[To do] Gather every row below that contains the word "tied", copying each one in full.

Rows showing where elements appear
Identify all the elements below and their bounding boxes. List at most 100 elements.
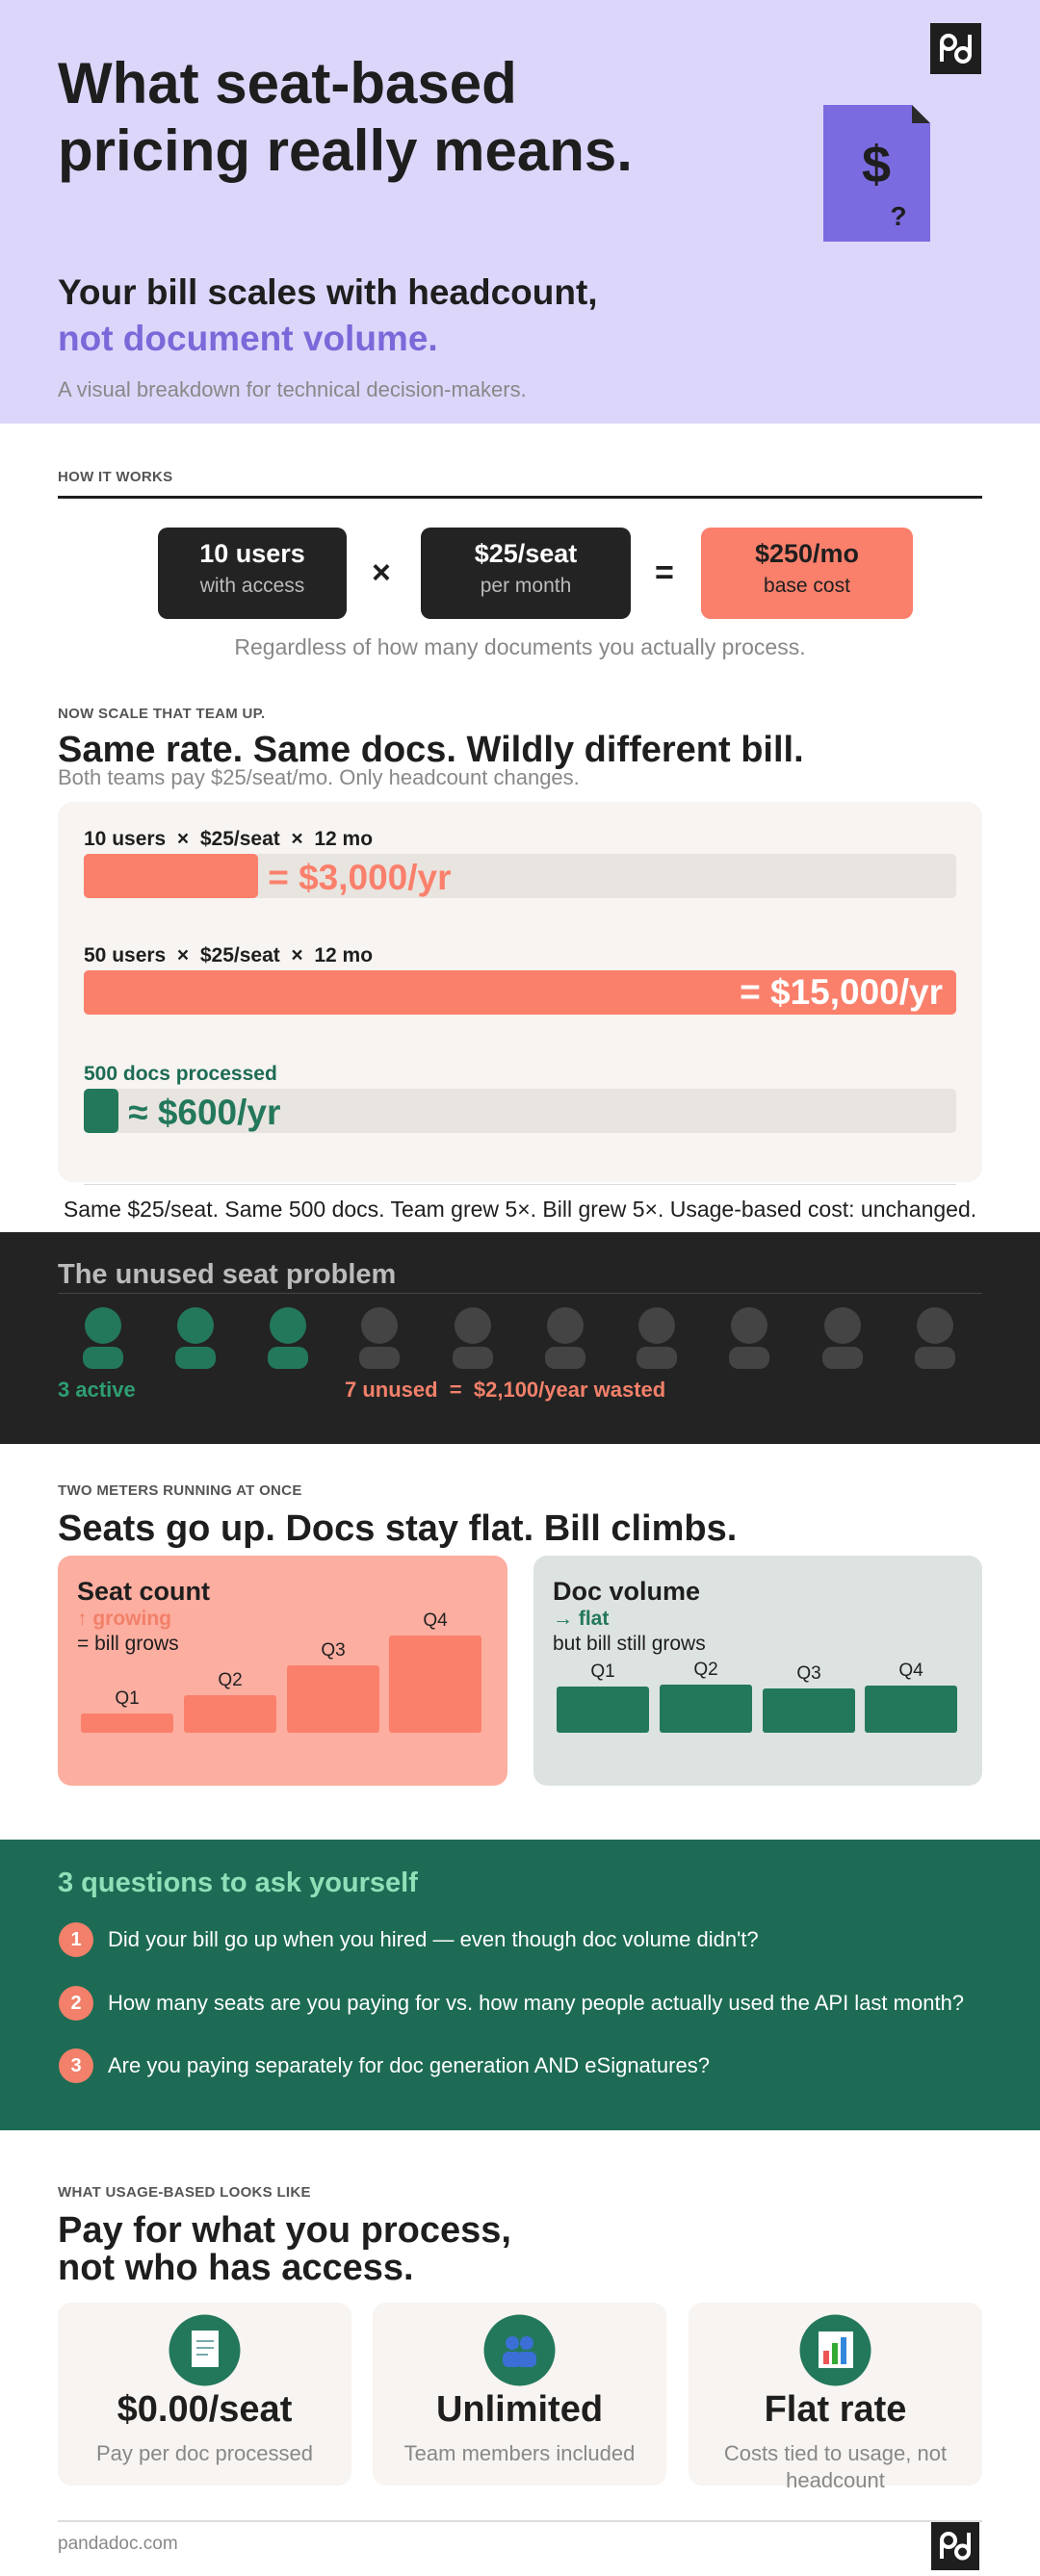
bar-amount: ≈ $600/yr: [128, 1093, 281, 1132]
meter-trend: ↑ growing: [77, 1608, 171, 1630]
section-label: NOW SCALE THAT TEAM UP.: [58, 706, 266, 722]
bar: [84, 970, 956, 1015]
svg-text:?: ?: [890, 201, 906, 231]
seat-head: [361, 1307, 398, 1344]
question-number: 2: [59, 1986, 93, 2021]
section-title: Same rate. Same docs. Wildly different b…: [58, 730, 804, 770]
quarter-label: Q1: [115, 1688, 140, 1709]
usage-value: $0.00/seat: [117, 2389, 293, 2430]
section-label: WHAT USAGE-BASED LOOKS LIKE: [58, 2184, 311, 2201]
term-value: $250/mo: [754, 539, 860, 568]
bar: [84, 854, 259, 898]
usage-card: Unlimited Team members included: [373, 2303, 666, 2486]
operator: =: [655, 554, 674, 591]
bar-track: ≈ $600/yr: [84, 1089, 956, 1133]
seat-body: [453, 1347, 493, 1369]
rule: [58, 496, 982, 499]
unused-count: 7 unused = $2,100/year wasted: [345, 1378, 666, 1402]
seat-head: [85, 1307, 121, 1344]
footer-site: pandadoc.com: [58, 2534, 178, 2554]
bar-amount: = $3,000/yr: [268, 858, 452, 897]
seat-body: [359, 1347, 400, 1369]
unused-section: [0, 1232, 1040, 1444]
quarter-bar: [865, 1686, 957, 1733]
seat-body: [268, 1347, 308, 1369]
section-title: not who has access.: [58, 2248, 414, 2288]
quarter-bar: [557, 1687, 649, 1733]
meter-trend: → flat: [553, 1608, 610, 1630]
svg-text:$: $: [862, 136, 891, 193]
quarter-bar: [763, 1688, 855, 1733]
footnote: Same $25/seat. Same 500 docs. Team grew …: [63, 1197, 977, 1222]
row-formula: 50 users × $25/seat × 12 mo: [84, 944, 374, 966]
seat-head: [270, 1307, 306, 1344]
rule: [84, 1184, 956, 1185]
active-count: 3 active: [58, 1378, 136, 1402]
seat-body: [822, 1347, 863, 1369]
quarter-bar: [287, 1665, 379, 1733]
bar-track: = $3,000/yr: [84, 854, 956, 898]
term-box: $25/seat per month: [421, 528, 631, 619]
quarter-label: Q3: [796, 1663, 821, 1684]
usage-value: Flat rate: [764, 2389, 907, 2430]
section-title: 3 questions to ask yourself: [58, 1868, 418, 1898]
quarter-label: Q2: [218, 1670, 243, 1690]
seat-head: [917, 1307, 953, 1344]
seat-body: [545, 1347, 585, 1369]
quarter-label: Q2: [693, 1660, 718, 1680]
seat-head: [731, 1307, 767, 1344]
meter-note: = bill grows: [77, 1633, 179, 1655]
title: What seat-based pricing really means.: [58, 51, 633, 183]
usage-card: Flat rate Costs tied to usage, not headc…: [689, 2303, 982, 2492]
term-caption: with access: [199, 575, 305, 597]
seat-body: [637, 1347, 677, 1369]
term-value: $25/seat: [474, 539, 578, 568]
quarter-bar: [81, 1713, 173, 1733]
meter-title: Seat count: [77, 1577, 211, 1606]
section-subtitle: Both teams pay $25/seat/mo. Only headcou…: [58, 765, 580, 789]
question-text: Are you paying separately for doc genera…: [108, 2053, 710, 2077]
quarter-bar: [389, 1636, 481, 1733]
usage-caption: Costs tied to usage, not headcount: [723, 2441, 948, 2492]
document-icon: $ ?: [823, 105, 930, 242]
quarter-label: Q4: [898, 1661, 923, 1681]
section-label: TWO METERS RUNNING AT ONCE: [58, 1482, 302, 1499]
questions-section: [0, 1840, 1040, 2130]
rule: [58, 1293, 982, 1294]
term-caption: base cost: [764, 575, 850, 597]
usage-caption: Team members included: [403, 2441, 636, 2465]
seat-head: [638, 1307, 675, 1344]
logo: [931, 2522, 979, 2570]
section-title: Seats go up. Docs stay flat. Bill climbs…: [58, 1508, 738, 1549]
quarter-label: Q1: [590, 1662, 615, 1682]
seat-head: [177, 1307, 214, 1344]
term-value: 10 users: [199, 539, 305, 568]
seat-head: [455, 1307, 491, 1344]
seat-head: [547, 1307, 584, 1344]
subtitle: Your bill scales with headcount,: [58, 272, 598, 312]
meter-title: Doc volume: [553, 1577, 701, 1606]
seat-body: [83, 1347, 123, 1369]
bar-amount: = $15,000/yr: [740, 972, 943, 1012]
note: Regardless of how many documents you act…: [234, 634, 806, 659]
seat-body: [729, 1347, 769, 1369]
tagline: A visual breakdown for technical decisio…: [58, 377, 527, 401]
usage-caption: Pay per doc processed: [95, 2441, 314, 2465]
icon: [483, 2314, 556, 2386]
question-text: Did your bill go up when you hired — eve…: [108, 1927, 759, 1951]
bar: [84, 1089, 119, 1133]
quarter-bar: [184, 1695, 276, 1733]
meter-card: Seat count ↑ growing = bill grows Q1 Q2 …: [58, 1556, 507, 1786]
icon: [169, 2314, 241, 2386]
question-text: How many seats are you paying for vs. ho…: [108, 1991, 965, 2015]
operator: ×: [372, 554, 391, 591]
usage-card: $0.00/seat Pay per doc processed: [58, 2303, 351, 2486]
bar-track: = $15,000/yr: [84, 970, 956, 1015]
quarter-label: Q3: [321, 1640, 346, 1661]
icon: [799, 2314, 871, 2386]
seat-body: [175, 1347, 216, 1369]
term-caption: per month: [480, 575, 572, 597]
logo: [930, 23, 981, 74]
seat-head: [824, 1307, 861, 1344]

[The response]
usage-card: Flat rate Costs tied to usage, not headc…: [689, 2303, 982, 2492]
usage-caption: Costs tied to usage, not headcount: [723, 2441, 948, 2492]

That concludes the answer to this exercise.